[Collected data entries]
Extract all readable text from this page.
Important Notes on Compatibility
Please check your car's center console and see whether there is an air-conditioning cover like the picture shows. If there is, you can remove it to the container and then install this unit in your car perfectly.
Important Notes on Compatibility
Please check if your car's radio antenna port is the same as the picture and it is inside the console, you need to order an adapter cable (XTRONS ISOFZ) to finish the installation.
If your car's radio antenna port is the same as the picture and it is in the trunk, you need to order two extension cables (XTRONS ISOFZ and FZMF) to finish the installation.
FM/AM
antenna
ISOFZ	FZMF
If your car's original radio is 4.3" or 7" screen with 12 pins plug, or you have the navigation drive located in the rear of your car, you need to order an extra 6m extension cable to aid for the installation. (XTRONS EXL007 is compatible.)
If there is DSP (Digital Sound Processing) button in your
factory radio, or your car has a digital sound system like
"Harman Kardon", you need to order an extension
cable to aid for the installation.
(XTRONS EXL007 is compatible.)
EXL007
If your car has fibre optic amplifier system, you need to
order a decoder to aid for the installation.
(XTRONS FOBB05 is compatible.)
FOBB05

* **WRITTEN EXERCISE**: Extract all of the data exactly as written.

* **RESULT OF THE EXERCISE**:
Extract all readable text from this page.
Important Notes on Compatibility
Please check your car's center console and see whether there is an air-conditioning cover like the picture shows. If there is, you can remove it to the container and then install this unit in your car perfectly.
Important Notes on Compatibility
Please check if your car's radio antenna port is the same as the picture and it is inside the console, you need to order an adapter cable (XTRONS ISOFZ) to finish the installation.
If your car's radio antenna port is the same as the picture and it is in the trunk, you need to order two extension cables (XTRONS ISOFZ and FZMF) to finish the installation.
FM/AM
antenna
ISOFZ	FZMF
If your car's original radio is 4.3" or 7" screen with 12 pins plug, or you have the navigation drive located in the rear of your car, you need to order an extra 6m extension cable to aid for the installation. (XTRONS EXL007 is compatible.)
If there is DSP (Digital Sound Processing) button in your
factory radio, or your car has a digital sound system like
"Harman Kardon", you need to order an extension
cable to aid for the installation.
(XTRONS EXL007 is compatible.)
EXL007
If your car has fibre optic amplifier system, you need to
order a decoder to aid for the installation.
(XTRONS FOBB05 is compatible.)
FOBB05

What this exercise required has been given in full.